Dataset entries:
+===+
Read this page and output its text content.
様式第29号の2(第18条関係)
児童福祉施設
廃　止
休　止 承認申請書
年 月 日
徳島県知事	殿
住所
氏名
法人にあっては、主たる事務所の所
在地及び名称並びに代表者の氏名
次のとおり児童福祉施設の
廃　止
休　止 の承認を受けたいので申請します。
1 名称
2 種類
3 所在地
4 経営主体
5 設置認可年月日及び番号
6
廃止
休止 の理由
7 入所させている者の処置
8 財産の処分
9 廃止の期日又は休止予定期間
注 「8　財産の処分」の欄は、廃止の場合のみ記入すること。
+===+
» Direction
Write out every entry again, keeping each line exactly the same.

» Correct output
Read this page and output its text content.
様式第29号の2(第18条関係)
児童福祉施設
廃　止
休　止 承認申請書
年 月 日
徳島県知事	殿
住所
氏名
法人にあっては、主たる事務所の所
在地及び名称並びに代表者の氏名
次のとおり児童福祉施設の
廃　止
休　止 の承認を受けたいので申請します。
1 名称
2 種類
3 所在地
4 経営主体
5 設置認可年月日及び番号
6
廃止
休止 の理由
7 入所させている者の処置
8 財産の処分
9 廃止の期日又は休止予定期間
注 「8　財産の処分」の欄は、廃止の場合のみ記入すること。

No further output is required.